• _WORK TO COMPLETE_: Below are some entries. Return exactly the lines from the one with "Give me the" through the final line, leaving out any pictures.
────────────────────
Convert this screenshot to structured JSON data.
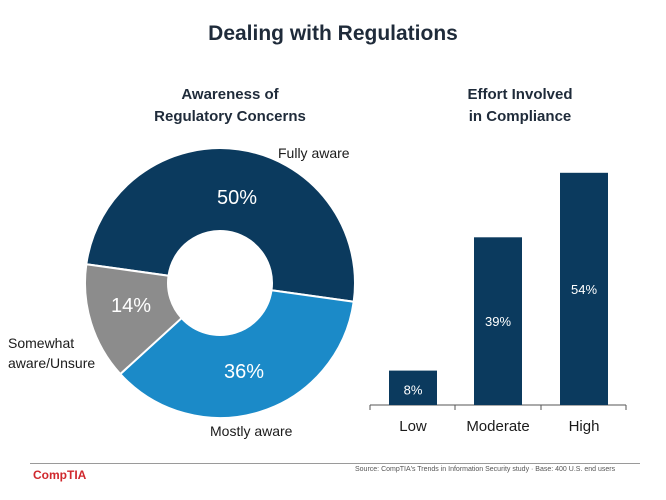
{
  "title": "Dealing with Regulations",
  "brand": "CompTIA",
  "source": "Source: CompTIA's Trends in Information Security study · Base: 400 U.S. end users",
  "colors": {
    "dark": "#0b3a5e",
    "light": "#1b8ac8",
    "gray": "#8c8c8c"
  },
  "chart_data": [
    {
      "type": "pie",
      "title": [
        "Awareness of",
        "Regulatory Concerns"
      ],
      "categories": [
        "Fully aware",
        "Mostly aware",
        "Somewhat aware/Unsure"
      ],
      "values": [
        50,
        36,
        14
      ],
      "value_labels": [
        "50%",
        "36%",
        "14%"
      ],
      "label_lines": [
        [
          "Fully aware"
        ],
        [
          "Mostly aware"
        ],
        [
          "Somewhat",
          "aware/Unsure"
        ]
      ],
      "colors": [
        "#0b3a5e",
        "#1b8ac8",
        "#8c8c8c"
      ]
    },
    {
      "type": "bar",
      "title": [
        "Effort Involved",
        "in Compliance"
      ],
      "categories": [
        "Low",
        "Moderate",
        "High"
      ],
      "values": [
        8,
        39,
        54
      ],
      "value_labels": [
        "8%",
        "39%",
        "54%"
      ],
      "ylim": [
        0,
        60
      ],
      "color": "#0b3a5e"
    }
  ]
}
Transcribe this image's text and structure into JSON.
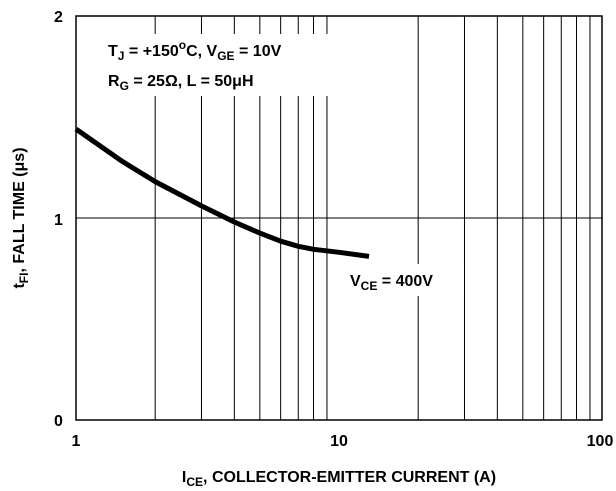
{
  "chart_data": {
    "type": "line",
    "title": "",
    "x_scale": "log",
    "xlim": [
      1,
      100
    ],
    "ylim": [
      0,
      2
    ],
    "x_ticks": [
      1,
      10,
      100
    ],
    "y_ticks": [
      0,
      1,
      2
    ],
    "x_tick_labels": [
      "1",
      "10",
      "100"
    ],
    "y_tick_labels": [
      "0",
      "1",
      "2"
    ],
    "xlabel": {
      "main": "I",
      "sub": "CE",
      "rest": ", COLLECTOR-EMITTER CURRENT (A)"
    },
    "ylabel": {
      "main": "t",
      "sub": "FI",
      "rest": ", FALL TIME (μs)"
    },
    "grid": true,
    "annotations": {
      "line1": {
        "t": "T",
        "t_sub": "J",
        "mid": " = +150",
        "deg": "o",
        "c": "C, V",
        "v_sub": "GE",
        "end": " = 10V"
      },
      "line2": {
        "r": "R",
        "r_sub": "G",
        "mid": " = 25",
        "omega": "Ω",
        "rest1": ", L = 50",
        "mu": "μ",
        "rest2": "H"
      }
    },
    "series": [
      {
        "name": {
          "main": "V",
          "sub": "CE",
          "rest": " = 400V"
        },
        "color": "#000000",
        "x": [
          1,
          1.5,
          2,
          3,
          4,
          5,
          6,
          7,
          8,
          10,
          13
        ],
        "y": [
          1.44,
          1.28,
          1.18,
          1.06,
          0.98,
          0.925,
          0.885,
          0.86,
          0.845,
          0.83,
          0.81
        ]
      }
    ]
  }
}
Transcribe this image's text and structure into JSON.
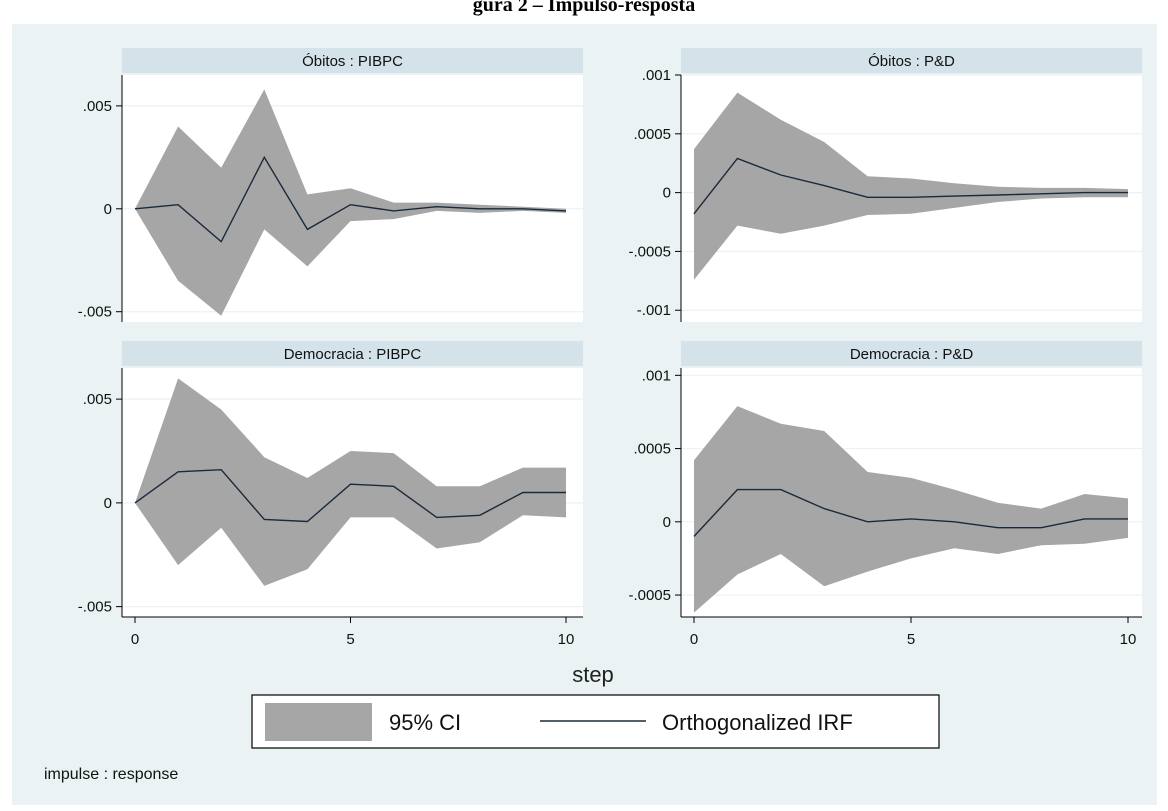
{
  "caption_fragment": "gura 2 – Impulso-resposta",
  "colors": {
    "background": "#eaf2f3",
    "plot_area": "#ffffff",
    "panel_header": "#d4e2e9",
    "ci_fill": "#a6a6a6",
    "irf_line": "#1a2a3c",
    "grid": "#eaf2f3"
  },
  "x_axis_title": "step",
  "legend": {
    "ci_label": "95% CI",
    "irf_label": "Orthogonalized IRF"
  },
  "note": "impulse : response",
  "chart_data": [
    {
      "type": "area",
      "title": "Óbitos : PIBPC",
      "x": [
        0,
        1,
        2,
        3,
        4,
        5,
        6,
        7,
        8,
        9,
        10
      ],
      "irf": [
        0,
        0.0002,
        -0.0016,
        0.0025,
        -0.001,
        0.0002,
        -0.0001,
        0.0001,
        0,
        0,
        -0.0001
      ],
      "ci_upper": [
        0,
        0.004,
        0.002,
        0.0058,
        0.0007,
        0.001,
        0.0003,
        0.0003,
        0.0002,
        0.0001,
        0
      ],
      "ci_lower": [
        0,
        -0.0035,
        -0.0052,
        -0.001,
        -0.0028,
        -0.0006,
        -0.0005,
        -0.0001,
        -0.0002,
        -0.0001,
        -0.0002
      ],
      "yticks": [
        ".005",
        "0",
        "-.005"
      ],
      "ytick_values": [
        0.005,
        0,
        -0.005
      ],
      "ylim": [
        -0.0055,
        0.0065
      ],
      "xlim": [
        0,
        10
      ],
      "show_xticks": false
    },
    {
      "type": "area",
      "title": "Óbitos : P&D",
      "x": [
        0,
        1,
        2,
        3,
        4,
        5,
        6,
        7,
        8,
        9,
        10
      ],
      "irf": [
        -0.00018,
        0.00029,
        0.00015,
        6e-05,
        -4e-05,
        -4e-05,
        -3e-05,
        -2e-05,
        -1e-05,
        0,
        0
      ],
      "ci_upper": [
        0.00037,
        0.00085,
        0.00062,
        0.00043,
        0.00014,
        0.00012,
        8e-05,
        5e-05,
        4e-05,
        4e-05,
        3e-05
      ],
      "ci_lower": [
        -0.00074,
        -0.00028,
        -0.00035,
        -0.00028,
        -0.00019,
        -0.00018,
        -0.00013,
        -8e-05,
        -5e-05,
        -4e-05,
        -4e-05
      ],
      "yticks": [
        ".001",
        ".0005",
        "0",
        "-.0005",
        "-.001"
      ],
      "ytick_values": [
        0.001,
        0.0005,
        0,
        -0.0005,
        -0.001
      ],
      "ylim": [
        -0.0011,
        0.001
      ],
      "xlim": [
        0,
        10
      ],
      "show_xticks": false
    },
    {
      "type": "area",
      "title": "Democracia : PIBPC",
      "x": [
        0,
        1,
        2,
        3,
        4,
        5,
        6,
        7,
        8,
        9,
        10
      ],
      "irf": [
        0,
        0.0015,
        0.0016,
        -0.0008,
        -0.0009,
        0.0009,
        0.0008,
        -0.0007,
        -0.0006,
        0.0005,
        0.0005
      ],
      "ci_upper": [
        0,
        0.006,
        0.0045,
        0.0022,
        0.0012,
        0.0025,
        0.0024,
        0.0008,
        0.0008,
        0.0017,
        0.0017
      ],
      "ci_lower": [
        0,
        -0.003,
        -0.0012,
        -0.004,
        -0.0032,
        -0.0007,
        -0.0007,
        -0.0022,
        -0.0019,
        -0.0006,
        -0.0007
      ],
      "yticks": [
        ".005",
        "0",
        "-.005"
      ],
      "ytick_values": [
        0.005,
        0,
        -0.005
      ],
      "ylim": [
        -0.0055,
        0.0065
      ],
      "xlim": [
        0,
        10
      ],
      "xticks": [
        "0",
        "5",
        "10"
      ],
      "xtick_values": [
        0,
        5,
        10
      ],
      "show_xticks": true
    },
    {
      "type": "area",
      "title": "Democracia : P&D",
      "x": [
        0,
        1,
        2,
        3,
        4,
        5,
        6,
        7,
        8,
        9,
        10
      ],
      "irf": [
        -0.0001,
        0.00022,
        0.00022,
        9e-05,
        0,
        2e-05,
        0,
        -4e-05,
        -4e-05,
        2e-05,
        2e-05
      ],
      "ci_upper": [
        0.00042,
        0.00079,
        0.00067,
        0.00062,
        0.00034,
        0.0003,
        0.00022,
        0.00013,
        9e-05,
        0.00019,
        0.00016
      ],
      "ci_lower": [
        -0.00062,
        -0.00036,
        -0.00022,
        -0.00044,
        -0.00034,
        -0.00025,
        -0.00018,
        -0.00022,
        -0.00016,
        -0.00015,
        -0.00011
      ],
      "yticks": [
        ".001",
        ".0005",
        "0",
        "-.0005"
      ],
      "ytick_values": [
        0.001,
        0.0005,
        0,
        -0.0005
      ],
      "ylim": [
        -0.00065,
        0.00105
      ],
      "xlim": [
        0,
        10
      ],
      "xticks": [
        "0",
        "5",
        "10"
      ],
      "xtick_values": [
        0,
        5,
        10
      ],
      "show_xticks": true
    }
  ]
}
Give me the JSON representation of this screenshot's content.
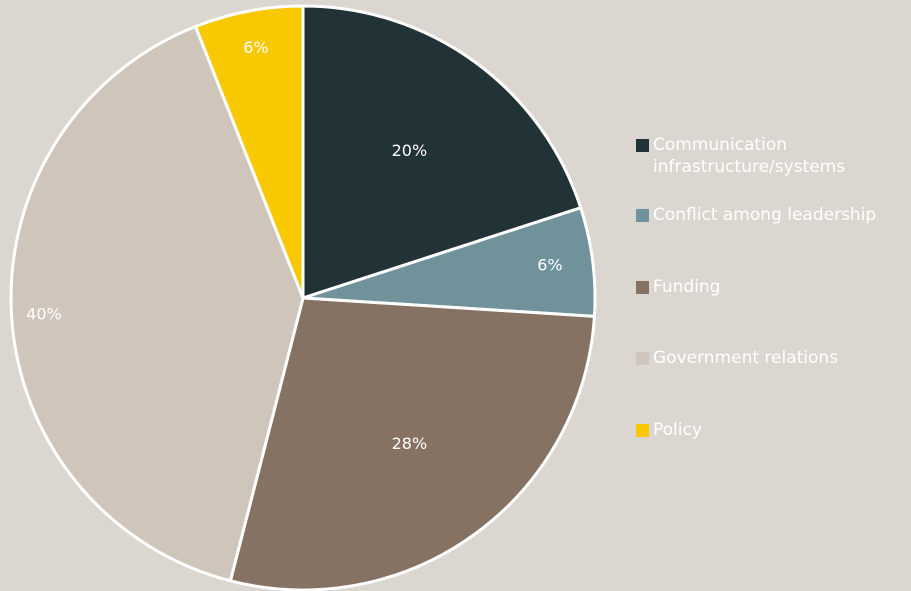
{
  "background_color": "#dcd6d0",
  "chart_data": {
    "type": "pie",
    "title": "",
    "legend_position": "right",
    "start_angle_deg": 0,
    "direction": "clockwise",
    "slices": [
      {
        "label": "Communication infrastructure/systems",
        "value": 20,
        "value_label": "20%",
        "color": "#223338"
      },
      {
        "label": "Conflict among leadership",
        "value": 6,
        "value_label": "6%",
        "color": "#6f929b"
      },
      {
        "label": "Funding",
        "value": 28,
        "value_label": "28%",
        "color": "#857262"
      },
      {
        "label": "Government relations",
        "value": 40,
        "value_label": "40%",
        "color": "#d0c5ba"
      },
      {
        "label": "Policy",
        "value": 6,
        "value_label": "6%",
        "color": "#f8c800"
      }
    ]
  }
}
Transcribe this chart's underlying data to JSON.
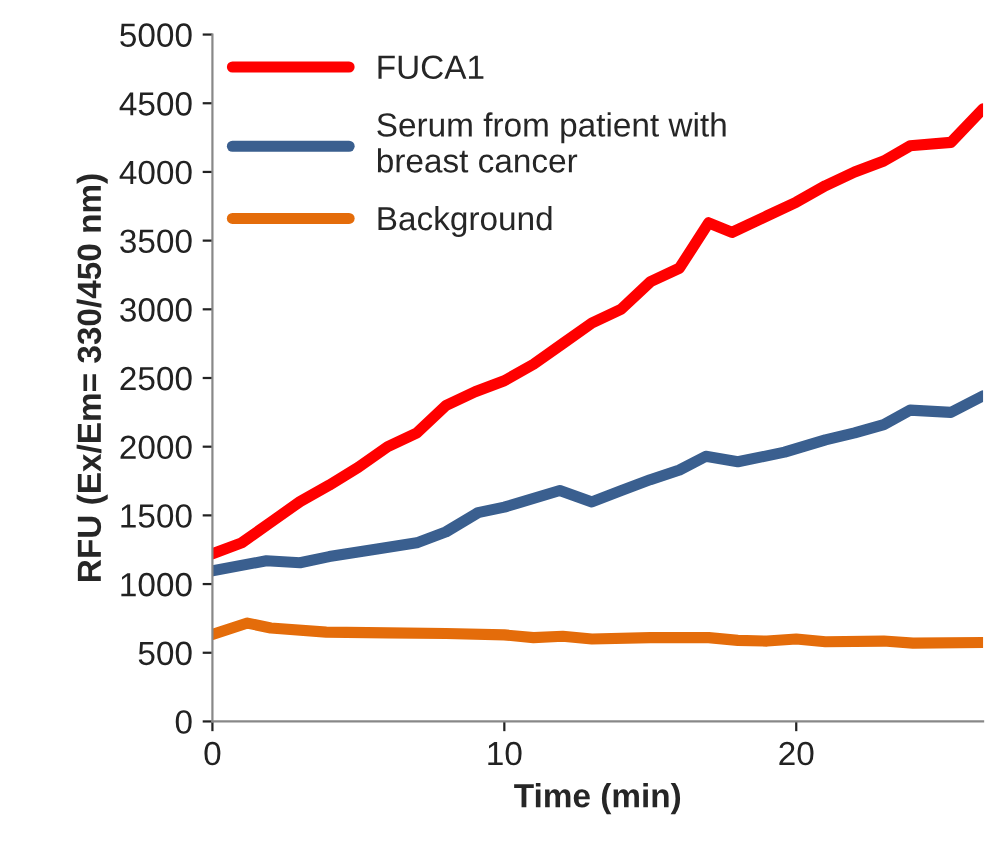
────────────────────
• _COMPLETE ANSWER_:
Give me the JSON representation of this screenshot's content.
{
  "background_color": "#dcd6d0",
  "chart_data": {
    "type": "pie",
    "title": "",
    "legend_position": "right",
    "start_angle_deg": 0,
    "direction": "clockwise",
    "slices": [
      {
        "label": "Communication infrastructure/systems",
        "value": 20,
        "value_label": "20%",
        "color": "#223338"
      },
      {
        "label": "Conflict among leadership",
        "value": 6,
        "value_label": "6%",
        "color": "#6f929b"
      },
      {
        "label": "Funding",
        "value": 28,
        "value_label": "28%",
        "color": "#857262"
      },
      {
        "label": "Government relations",
        "value": 40,
        "value_label": "40%",
        "color": "#d0c5ba"
      },
      {
        "label": "Policy",
        "value": 6,
        "value_label": "6%",
        "color": "#f8c800"
      }
    ]
  }
}
Transcribe this chart's underlying data to JSON.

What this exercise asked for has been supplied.